##### Raw records
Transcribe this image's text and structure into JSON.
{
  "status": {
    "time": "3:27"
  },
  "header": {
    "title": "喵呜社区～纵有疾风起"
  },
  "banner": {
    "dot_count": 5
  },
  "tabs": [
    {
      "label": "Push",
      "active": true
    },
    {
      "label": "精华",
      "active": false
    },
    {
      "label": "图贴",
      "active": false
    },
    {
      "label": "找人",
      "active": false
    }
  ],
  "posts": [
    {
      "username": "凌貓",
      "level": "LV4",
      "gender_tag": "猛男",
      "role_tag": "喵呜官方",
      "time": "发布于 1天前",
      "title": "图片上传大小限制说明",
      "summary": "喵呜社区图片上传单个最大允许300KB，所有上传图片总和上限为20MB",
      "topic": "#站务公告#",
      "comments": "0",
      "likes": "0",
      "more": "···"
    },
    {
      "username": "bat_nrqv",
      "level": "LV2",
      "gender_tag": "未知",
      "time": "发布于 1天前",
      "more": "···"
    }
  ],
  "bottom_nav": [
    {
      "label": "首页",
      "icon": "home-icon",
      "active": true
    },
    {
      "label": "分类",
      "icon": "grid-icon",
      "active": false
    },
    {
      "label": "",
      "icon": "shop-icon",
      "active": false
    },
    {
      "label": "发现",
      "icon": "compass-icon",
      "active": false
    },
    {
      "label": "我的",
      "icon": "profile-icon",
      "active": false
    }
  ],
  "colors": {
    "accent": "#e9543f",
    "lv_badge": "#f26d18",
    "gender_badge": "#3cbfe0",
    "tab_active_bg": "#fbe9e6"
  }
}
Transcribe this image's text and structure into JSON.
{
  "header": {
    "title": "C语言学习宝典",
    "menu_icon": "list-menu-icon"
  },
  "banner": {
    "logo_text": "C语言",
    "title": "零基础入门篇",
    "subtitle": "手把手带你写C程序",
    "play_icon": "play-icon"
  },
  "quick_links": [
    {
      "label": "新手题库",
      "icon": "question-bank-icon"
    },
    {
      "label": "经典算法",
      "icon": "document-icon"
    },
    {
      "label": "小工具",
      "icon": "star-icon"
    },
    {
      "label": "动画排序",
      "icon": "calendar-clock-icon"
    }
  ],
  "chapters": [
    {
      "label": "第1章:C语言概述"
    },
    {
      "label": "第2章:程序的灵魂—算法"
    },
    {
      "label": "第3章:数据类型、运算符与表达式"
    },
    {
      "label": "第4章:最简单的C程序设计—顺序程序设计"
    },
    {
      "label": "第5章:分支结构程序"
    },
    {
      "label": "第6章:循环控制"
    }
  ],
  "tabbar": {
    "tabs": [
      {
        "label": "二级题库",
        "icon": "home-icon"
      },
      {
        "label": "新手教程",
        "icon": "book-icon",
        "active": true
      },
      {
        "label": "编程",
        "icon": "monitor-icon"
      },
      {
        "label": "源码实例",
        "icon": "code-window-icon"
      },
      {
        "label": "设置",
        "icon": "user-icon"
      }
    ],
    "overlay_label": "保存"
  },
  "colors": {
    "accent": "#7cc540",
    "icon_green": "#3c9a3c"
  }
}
##########
● **What you will do**: Retype every record above exactly as written.

● **Finished answer**:
Transcribe this image's text and structure into JSON.
{
  "status": {
    "time": "3:27"
  },
  "header": {
    "title": "喵呜社区～纵有疾风起"
  },
  "banner": {
    "dot_count": 5
  },
  "tabs": [
    {
      "label": "Push",
      "active": true
    },
    {
      "label": "精华",
      "active": false
    },
    {
      "label": "图贴",
      "active": false
    },
    {
      "label": "找人",
      "active": false
    }
  ],
  "posts": [
    {
      "username": "凌貓",
      "level": "LV4",
      "gender_tag": "猛男",
      "role_tag": "喵呜官方",
      "time": "发布于 1天前",
      "title": "图片上传大小限制说明",
      "summary": "喵呜社区图片上传单个最大允许300KB，所有上传图片总和上限为20MB",
      "topic": "#站务公告#",
      "comments": "0",
      "likes": "0",
      "more": "···"
    },
    {
      "username": "bat_nrqv",
      "level": "LV2",
      "gender_tag": "未知",
      "time": "发布于 1天前",
      "more": "···"
    }
  ],
  "bottom_nav": [
    {
      "label": "首页",
      "icon": "home-icon",
      "active": true
    },
    {
      "label": "分类",
      "icon": "grid-icon",
      "active": false
    },
    {
      "label": "",
      "icon": "shop-icon",
      "active": false
    },
    {
      "label": "发现",
      "icon": "compass-icon",
      "active": false
    },
    {
      "label": "我的",
      "icon": "profile-icon",
      "active": false
    }
  ],
  "colors": {
    "accent": "#e9543f",
    "lv_badge": "#f26d18",
    "gender_badge": "#3cbfe0",
    "tab_active_bg": "#fbe9e6"
  }
}
Transcribe this image's text and structure into JSON.
{
  "header": {
    "title": "C语言学习宝典",
    "menu_icon": "list-menu-icon"
  },
  "banner": {
    "logo_text": "C语言",
    "title": "零基础入门篇",
    "subtitle": "手把手带你写C程序",
    "play_icon": "play-icon"
  },
  "quick_links": [
    {
      "label": "新手题库",
      "icon": "question-bank-icon"
    },
    {
      "label": "经典算法",
      "icon": "document-icon"
    },
    {
      "label": "小工具",
      "icon": "star-icon"
    },
    {
      "label": "动画排序",
      "icon": "calendar-clock-icon"
    }
  ],
  "chapters": [
    {
      "label": "第1章:C语言概述"
    },
    {
      "label": "第2章:程序的灵魂—算法"
    },
    {
      "label": "第3章:数据类型、运算符与表达式"
    },
    {
      "label": "第4章:最简单的C程序设计—顺序程序设计"
    },
    {
      "label": "第5章:分支结构程序"
    },
    {
      "label": "第6章:循环控制"
    }
  ],
  "tabbar": {
    "tabs": [
      {
        "label": "二级题库",
        "icon": "home-icon"
      },
      {
        "label": "新手教程",
        "icon": "book-icon",
        "active": true
      },
      {
        "label": "编程",
        "icon": "monitor-icon"
      },
      {
        "label": "源码实例",
        "icon": "code-window-icon"
      },
      {
        "label": "设置",
        "icon": "user-icon"
      }
    ],
    "overlay_label": "保存"
  },
  "colors": {
    "accent": "#7cc540",
    "icon_green": "#3c9a3c"
  }
}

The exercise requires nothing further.